## Segmento di testo
>>>
Meglio Donald Trump di Ted Cruz, anche se né l’uno né l’altro sono granché: la pensa così l’eroe di guerra Bob Dole, ex senatore e, soprattutto, candidato repubblicano alla Casa Bianca nel 1996, sconfitto da Bill Clinton.

Ai media Usa, Dole, che ha dato il proprio appoggio a Jeb Bush, ha detto che Cruz, senatore del Texas, favorito dei Tea Party, condurrebbe i repubblicani a una clamorosa sconfitta e che solo Trump, oggi, può batterlo. Quindi, dovendo scegliere fra uno dei due, meglio il magnate dell’immobiliare: “Penso che sarebbe in grado di lavorare con il Congresso, perché ha la giusta personalità e sa fare affari”.

Secondo Dole, Trump avrebbe anche possibilità di successo contro la (probabile) candidata democratica Hillary Clinton, mentre l’ex first lady non faticherebbe a battere Cruz: “Vincerebbe in un giro di valzer”.

Se non ha il voto di Dole, Trump non ha neppure quello dei grandi manager e degli uomini d’affari di tutto il mondo, che, riuniti in questi giorni al Forum di Davos, si sarebbero mostrati preoccupati, in un incontro a porte chiuse organizzato dal Wall Street Journal, dall’ondata di populismo che attraversa l’Ue e gli Usa: temono Trump e temono pure il suo opposto Bernie Sanders, il senatore del Vermont che si definisce ‘socialista’, ma tirano un sospiro di sollievo pensando che sarà la Clinton il prossimo presidente.
<<<
## Consegna a
Riproduci identiche le voci partendo dalla prima riga e fermandoti dopo la riga che contiene "app-title: Java物品租赁系统的设计与实现 [270,24,609,52]", comprese entrambe le estremità.
L'articolo e le voci sono materiali distinti tra loro.

(Voci raccolte in un set di dati)
>>>
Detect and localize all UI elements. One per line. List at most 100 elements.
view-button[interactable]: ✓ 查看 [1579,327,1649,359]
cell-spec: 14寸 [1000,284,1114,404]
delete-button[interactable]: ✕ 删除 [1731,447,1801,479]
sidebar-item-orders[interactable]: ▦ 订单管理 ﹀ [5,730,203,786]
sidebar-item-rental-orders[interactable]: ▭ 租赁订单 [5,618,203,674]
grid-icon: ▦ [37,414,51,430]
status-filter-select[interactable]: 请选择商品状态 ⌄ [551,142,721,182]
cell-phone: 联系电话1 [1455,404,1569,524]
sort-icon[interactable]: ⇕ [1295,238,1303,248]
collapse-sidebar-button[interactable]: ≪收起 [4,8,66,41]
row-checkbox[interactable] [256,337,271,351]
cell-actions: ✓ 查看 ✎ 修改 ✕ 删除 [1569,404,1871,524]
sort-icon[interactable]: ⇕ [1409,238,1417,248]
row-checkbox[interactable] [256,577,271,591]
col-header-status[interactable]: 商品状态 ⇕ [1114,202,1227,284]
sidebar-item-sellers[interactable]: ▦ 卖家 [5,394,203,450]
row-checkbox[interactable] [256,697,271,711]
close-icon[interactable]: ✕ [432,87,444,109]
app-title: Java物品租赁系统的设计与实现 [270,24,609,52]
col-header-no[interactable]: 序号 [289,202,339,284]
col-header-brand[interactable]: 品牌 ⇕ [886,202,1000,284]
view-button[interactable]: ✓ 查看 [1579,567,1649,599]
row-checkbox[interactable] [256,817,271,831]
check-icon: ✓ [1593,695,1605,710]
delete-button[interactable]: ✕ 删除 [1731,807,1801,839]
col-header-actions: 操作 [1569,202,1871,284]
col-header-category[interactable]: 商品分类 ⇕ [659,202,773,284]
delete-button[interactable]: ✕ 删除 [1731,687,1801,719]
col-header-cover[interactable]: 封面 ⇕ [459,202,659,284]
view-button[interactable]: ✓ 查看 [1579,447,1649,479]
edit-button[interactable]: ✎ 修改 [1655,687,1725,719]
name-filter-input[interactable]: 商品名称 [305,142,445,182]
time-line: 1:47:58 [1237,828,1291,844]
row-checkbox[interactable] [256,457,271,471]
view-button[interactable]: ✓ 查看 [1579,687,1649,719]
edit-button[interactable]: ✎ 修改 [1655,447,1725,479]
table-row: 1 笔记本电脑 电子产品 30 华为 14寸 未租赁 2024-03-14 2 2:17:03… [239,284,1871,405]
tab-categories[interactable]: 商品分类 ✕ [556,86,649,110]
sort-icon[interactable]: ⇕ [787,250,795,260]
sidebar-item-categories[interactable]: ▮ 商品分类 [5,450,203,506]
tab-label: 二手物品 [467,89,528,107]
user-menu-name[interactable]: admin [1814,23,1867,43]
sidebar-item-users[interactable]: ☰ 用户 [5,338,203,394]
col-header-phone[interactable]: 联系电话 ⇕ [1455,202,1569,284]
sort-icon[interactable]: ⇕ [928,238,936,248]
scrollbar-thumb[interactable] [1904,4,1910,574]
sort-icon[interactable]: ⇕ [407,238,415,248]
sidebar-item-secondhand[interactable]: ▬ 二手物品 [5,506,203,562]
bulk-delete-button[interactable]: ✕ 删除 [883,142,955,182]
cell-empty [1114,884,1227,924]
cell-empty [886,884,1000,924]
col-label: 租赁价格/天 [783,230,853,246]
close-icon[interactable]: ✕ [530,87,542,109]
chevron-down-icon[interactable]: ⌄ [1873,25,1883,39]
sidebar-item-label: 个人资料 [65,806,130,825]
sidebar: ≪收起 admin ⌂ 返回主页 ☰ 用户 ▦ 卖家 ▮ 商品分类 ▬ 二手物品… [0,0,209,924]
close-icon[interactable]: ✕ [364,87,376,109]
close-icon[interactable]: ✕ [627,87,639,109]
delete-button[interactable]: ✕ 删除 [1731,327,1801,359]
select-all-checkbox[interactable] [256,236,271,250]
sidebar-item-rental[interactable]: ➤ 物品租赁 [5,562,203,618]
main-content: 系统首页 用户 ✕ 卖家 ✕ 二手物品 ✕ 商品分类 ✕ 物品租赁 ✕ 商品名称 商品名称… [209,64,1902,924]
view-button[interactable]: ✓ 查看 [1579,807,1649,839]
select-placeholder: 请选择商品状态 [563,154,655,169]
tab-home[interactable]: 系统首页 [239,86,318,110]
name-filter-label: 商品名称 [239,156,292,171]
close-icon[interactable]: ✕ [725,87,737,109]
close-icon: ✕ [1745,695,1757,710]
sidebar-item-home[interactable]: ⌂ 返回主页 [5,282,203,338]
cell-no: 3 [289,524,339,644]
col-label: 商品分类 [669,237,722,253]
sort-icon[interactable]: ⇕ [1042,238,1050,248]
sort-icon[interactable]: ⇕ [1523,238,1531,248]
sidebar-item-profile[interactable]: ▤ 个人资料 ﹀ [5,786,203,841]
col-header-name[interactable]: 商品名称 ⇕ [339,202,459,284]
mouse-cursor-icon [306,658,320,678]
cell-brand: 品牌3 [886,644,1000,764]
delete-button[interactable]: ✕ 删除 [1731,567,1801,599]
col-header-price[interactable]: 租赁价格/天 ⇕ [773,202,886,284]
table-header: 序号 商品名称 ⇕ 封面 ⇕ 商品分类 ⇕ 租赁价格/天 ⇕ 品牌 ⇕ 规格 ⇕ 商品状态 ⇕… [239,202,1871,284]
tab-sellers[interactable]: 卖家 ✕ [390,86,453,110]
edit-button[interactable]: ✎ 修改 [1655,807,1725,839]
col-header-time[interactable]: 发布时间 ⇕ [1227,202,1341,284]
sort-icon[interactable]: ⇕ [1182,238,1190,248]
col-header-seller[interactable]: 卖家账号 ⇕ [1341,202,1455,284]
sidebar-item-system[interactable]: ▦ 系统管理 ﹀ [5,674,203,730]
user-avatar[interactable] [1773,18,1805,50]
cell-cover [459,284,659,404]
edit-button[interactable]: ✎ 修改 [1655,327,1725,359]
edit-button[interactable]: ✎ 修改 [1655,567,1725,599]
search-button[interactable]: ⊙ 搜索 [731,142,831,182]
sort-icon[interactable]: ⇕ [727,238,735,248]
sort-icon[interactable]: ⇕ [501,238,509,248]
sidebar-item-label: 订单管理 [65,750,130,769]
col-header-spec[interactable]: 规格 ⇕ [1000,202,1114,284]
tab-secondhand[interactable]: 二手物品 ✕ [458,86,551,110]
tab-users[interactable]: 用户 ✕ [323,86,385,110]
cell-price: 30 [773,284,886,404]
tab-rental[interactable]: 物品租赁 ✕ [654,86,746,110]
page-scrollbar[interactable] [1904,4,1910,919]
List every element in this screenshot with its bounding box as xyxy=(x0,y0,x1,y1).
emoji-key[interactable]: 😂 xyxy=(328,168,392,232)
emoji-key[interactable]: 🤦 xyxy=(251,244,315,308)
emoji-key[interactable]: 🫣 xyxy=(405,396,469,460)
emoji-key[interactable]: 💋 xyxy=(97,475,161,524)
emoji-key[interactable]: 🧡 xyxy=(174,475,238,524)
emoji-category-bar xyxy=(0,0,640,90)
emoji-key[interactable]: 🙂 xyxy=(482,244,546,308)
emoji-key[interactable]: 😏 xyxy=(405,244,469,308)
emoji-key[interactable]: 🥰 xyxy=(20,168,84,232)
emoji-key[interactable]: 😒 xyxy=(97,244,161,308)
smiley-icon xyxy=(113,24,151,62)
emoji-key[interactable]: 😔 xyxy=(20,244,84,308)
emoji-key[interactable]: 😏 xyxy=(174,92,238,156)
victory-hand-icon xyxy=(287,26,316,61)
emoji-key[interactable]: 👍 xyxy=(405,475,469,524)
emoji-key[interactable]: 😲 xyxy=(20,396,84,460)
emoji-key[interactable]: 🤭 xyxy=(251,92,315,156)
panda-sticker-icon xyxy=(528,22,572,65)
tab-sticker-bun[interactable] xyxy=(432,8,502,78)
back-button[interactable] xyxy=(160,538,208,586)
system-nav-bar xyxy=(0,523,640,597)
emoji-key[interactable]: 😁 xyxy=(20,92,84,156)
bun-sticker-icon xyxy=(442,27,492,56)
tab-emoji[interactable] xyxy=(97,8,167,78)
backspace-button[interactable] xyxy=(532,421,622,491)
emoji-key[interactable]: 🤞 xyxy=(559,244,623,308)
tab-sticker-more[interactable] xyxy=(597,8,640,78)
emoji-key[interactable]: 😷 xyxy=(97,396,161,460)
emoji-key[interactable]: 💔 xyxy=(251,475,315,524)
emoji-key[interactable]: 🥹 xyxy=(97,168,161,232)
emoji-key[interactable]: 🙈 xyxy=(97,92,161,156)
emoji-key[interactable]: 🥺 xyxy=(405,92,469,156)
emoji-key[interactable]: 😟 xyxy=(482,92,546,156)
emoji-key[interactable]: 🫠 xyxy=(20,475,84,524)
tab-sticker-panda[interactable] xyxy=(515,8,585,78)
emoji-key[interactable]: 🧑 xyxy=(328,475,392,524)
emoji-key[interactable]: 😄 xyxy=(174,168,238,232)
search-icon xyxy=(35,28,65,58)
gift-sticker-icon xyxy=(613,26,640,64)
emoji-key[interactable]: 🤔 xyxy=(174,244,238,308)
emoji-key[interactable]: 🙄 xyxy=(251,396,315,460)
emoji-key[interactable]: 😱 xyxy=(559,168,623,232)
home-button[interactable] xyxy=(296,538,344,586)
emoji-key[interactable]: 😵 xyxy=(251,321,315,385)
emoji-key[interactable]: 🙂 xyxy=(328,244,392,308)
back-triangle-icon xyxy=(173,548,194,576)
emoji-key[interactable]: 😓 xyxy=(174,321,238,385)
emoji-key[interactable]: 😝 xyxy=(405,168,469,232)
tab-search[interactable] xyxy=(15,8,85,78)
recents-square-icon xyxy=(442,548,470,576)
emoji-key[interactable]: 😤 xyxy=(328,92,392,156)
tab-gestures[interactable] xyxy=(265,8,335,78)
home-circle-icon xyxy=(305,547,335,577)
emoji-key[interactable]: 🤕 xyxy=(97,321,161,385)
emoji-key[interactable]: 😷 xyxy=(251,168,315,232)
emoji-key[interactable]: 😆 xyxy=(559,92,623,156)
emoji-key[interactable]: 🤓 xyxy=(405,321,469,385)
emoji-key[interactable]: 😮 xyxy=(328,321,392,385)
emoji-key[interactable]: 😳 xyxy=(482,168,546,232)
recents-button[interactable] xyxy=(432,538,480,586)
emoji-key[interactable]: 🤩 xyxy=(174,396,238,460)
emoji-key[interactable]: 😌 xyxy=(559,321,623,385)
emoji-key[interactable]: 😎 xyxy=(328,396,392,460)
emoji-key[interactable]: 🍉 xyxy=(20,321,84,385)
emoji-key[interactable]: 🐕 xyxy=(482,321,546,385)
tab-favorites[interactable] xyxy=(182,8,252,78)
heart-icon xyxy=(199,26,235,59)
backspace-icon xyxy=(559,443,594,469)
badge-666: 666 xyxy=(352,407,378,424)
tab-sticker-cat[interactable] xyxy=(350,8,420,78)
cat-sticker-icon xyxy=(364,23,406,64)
<<<
## Consegna b
Trascrivi fedelmente il passo dell'articolo su Bob Dole che inizia con le parole "Se non ha il" e termina dopo "Clinton il prossimo presidente.".

## Risposta completa a
Detect and localize all UI elements. One per line. List at most 100 elements.
view-button[interactable]: ✓ 查看 [1579,327,1649,359]
cell-spec: 14寸 [1000,284,1114,404]
delete-button[interactable]: ✕ 删除 [1731,447,1801,479]
sidebar-item-orders[interactable]: ▦ 订单管理 ﹀ [5,730,203,786]
sidebar-item-rental-orders[interactable]: ▭ 租赁订单 [5,618,203,674]
grid-icon: ▦ [37,414,51,430]
status-filter-select[interactable]: 请选择商品状态 ⌄ [551,142,721,182]
cell-phone: 联系电话1 [1455,404,1569,524]
sort-icon[interactable]: ⇕ [1295,238,1303,248]
collapse-sidebar-button[interactable]: ≪收起 [4,8,66,41]
row-checkbox[interactable] [256,337,271,351]
cell-actions: ✓ 查看 ✎ 修改 ✕ 删除 [1569,404,1871,524]
sort-icon[interactable]: ⇕ [1409,238,1417,248]
row-checkbox[interactable] [256,577,271,591]
col-header-status[interactable]: 商品状态 ⇕ [1114,202,1227,284]
sidebar-item-sellers[interactable]: ▦ 卖家 [5,394,203,450]
row-checkbox[interactable] [256,697,271,711]
close-icon[interactable]: ✕ [432,87,444,109]
app-title: Java物品租赁系统的设计与实现 [270,24,609,52]

## Risposta completa b
Se non ha il voto di Dole, Trump non ha neppure quello dei grandi manager e degli uomini d’affari di tutto il mondo, che, riuniti in questi giorni al Forum di Davos, si sarebbero mostrati preoccupati, in un incontro a porte chiuse organizzato dal Wall Street Journal, dall’ondata di populismo che attraversa l’Ue e gli Usa: temono Trump e temono pure il suo opposto Bernie Sanders, il senatore del Vermont che si definisce ‘socialista’, ma tirano un sospiro di sollievo pensando che sarà la Clinton il prossimo presidente.